▶ **Short exercise**
Quote each line of the material verbatim, without the pictures.

▶ **Record list**
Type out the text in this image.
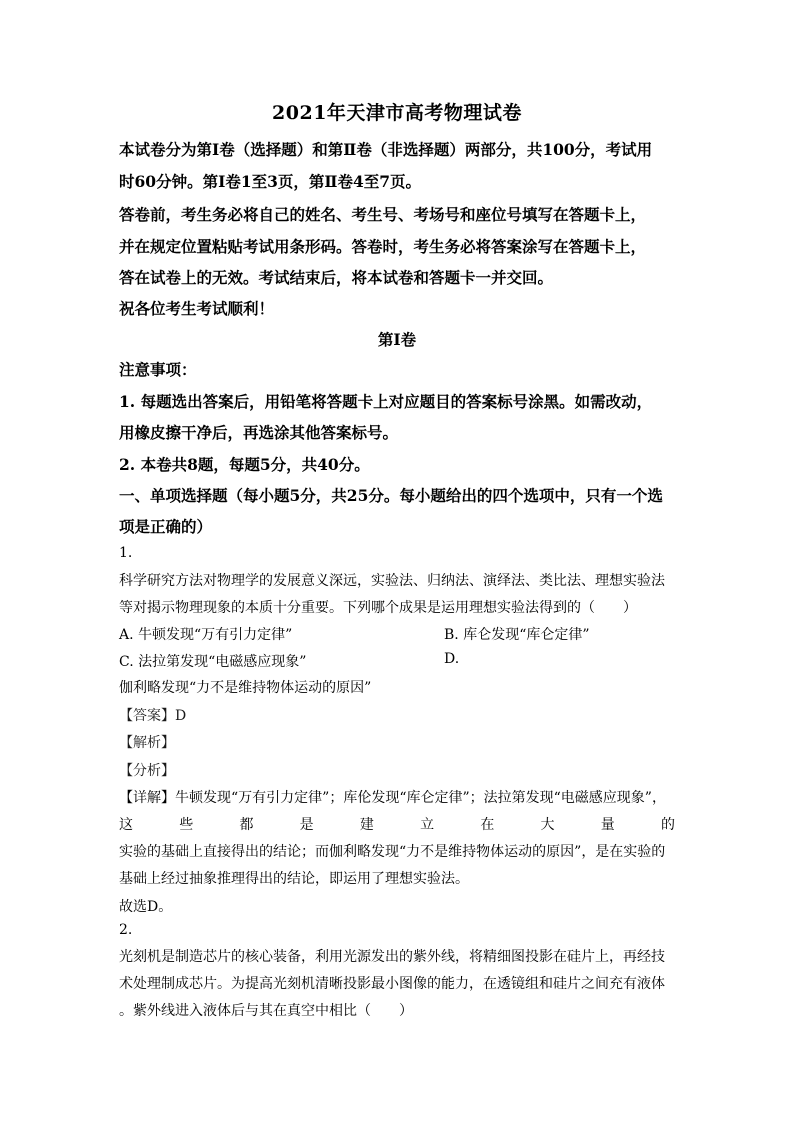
2021年天津市高考物理试卷
本试卷分为第Ⅰ卷（选择题）和第Ⅱ卷（非选择题）两部分，共100分，考试用
时60分钟。第Ⅰ卷1至3页，第Ⅱ卷4至7页。
答卷前，考生务必将自己的姓名、考生号、考场号和座位号填写在答题卡上，
并在规定位置粘贴考试用条形码。答卷时，考生务必将答案涂写在答题卡上，
答在试卷上的无效。考试结束后，将本试卷和答题卡一并交回。
祝各位考生考试顺利！
第Ⅰ卷
注意事项：
1. 每题选出答案后，用铅笔将答题卡上对应题目的答案标号涂黑。如需改动，
用橡皮擦干净后，再选涂其他答案标号。
2. 本卷共8题，每题5分，共40分。
一、单项选择题（每小题5分，共25分。每小题给出的四个选项中，只有一个选
项是正确的）
1.
科学研究方法对物理学的发展意义深远，实验法、归纳法、演绎法、类比法、理想实验法
等对揭示物理现象的本质十分重要。下列哪个成果是运用理想实验法得到的（　　）
A. 牛顿发现“万有引力定律”	B. 库仑发现“库仑定律”
C. 法拉第发现“电磁感应现象”	D.
伽利略发现“力不是维持物体运动的原因”
【答案】D
【解析】
【分析】
【详解】牛顿发现“万有引力定律”；库伦发现“库仑定律”；法拉第发现“电磁感应现象”，
这	些	都	是	建	立	在	大	量	的
实验的基础上直接得出的结论；而伽利略发现“力不是维持物体运动的原因”，是在实验的
基础上经过抽象推理得出的结论，即运用了理想实验法。
故选D。
2.
光刻机是制造芯片的核心装备，利用光源发出的紫外线，将精细图投影在硅片上，再经技
术处理制成芯片。为提高光刻机清晰投影最小图像的能力，在透镜组和硅片之间充有液体
。紫外线进入液体后与其在真空中相比（　　）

▶ **Final result**
Type out the text in this image.
2021年天津市高考物理试卷
本试卷分为第Ⅰ卷（选择题）和第Ⅱ卷（非选择题）两部分，共100分，考试用
时60分钟。第Ⅰ卷1至3页，第Ⅱ卷4至7页。
答卷前，考生务必将自己的姓名、考生号、考场号和座位号填写在答题卡上，
并在规定位置粘贴考试用条形码。答卷时，考生务必将答案涂写在答题卡上，
答在试卷上的无效。考试结束后，将本试卷和答题卡一并交回。
祝各位考生考试顺利！
第Ⅰ卷
注意事项：
1. 每题选出答案后，用铅笔将答题卡上对应题目的答案标号涂黑。如需改动，
用橡皮擦干净后，再选涂其他答案标号。
2. 本卷共8题，每题5分，共40分。
一、单项选择题（每小题5分，共25分。每小题给出的四个选项中，只有一个选
项是正确的）
1.
科学研究方法对物理学的发展意义深远，实验法、归纳法、演绎法、类比法、理想实验法
等对揭示物理现象的本质十分重要。下列哪个成果是运用理想实验法得到的（　　）
A. 牛顿发现“万有引力定律”	B. 库仑发现“库仑定律”
C. 法拉第发现“电磁感应现象”	D.
伽利略发现“力不是维持物体运动的原因”
【答案】D
【解析】
【分析】
【详解】牛顿发现“万有引力定律”；库伦发现“库仑定律”；法拉第发现“电磁感应现象”，
这	些	都	是	建	立	在	大	量	的
实验的基础上直接得出的结论；而伽利略发现“力不是维持物体运动的原因”，是在实验的
基础上经过抽象推理得出的结论，即运用了理想实验法。
故选D。
2.
光刻机是制造芯片的核心装备，利用光源发出的紫外线，将精细图投影在硅片上，再经技
术处理制成芯片。为提高光刻机清晰投影最小图像的能力，在透镜组和硅片之间充有液体
。紫外线进入液体后与其在真空中相比（　　）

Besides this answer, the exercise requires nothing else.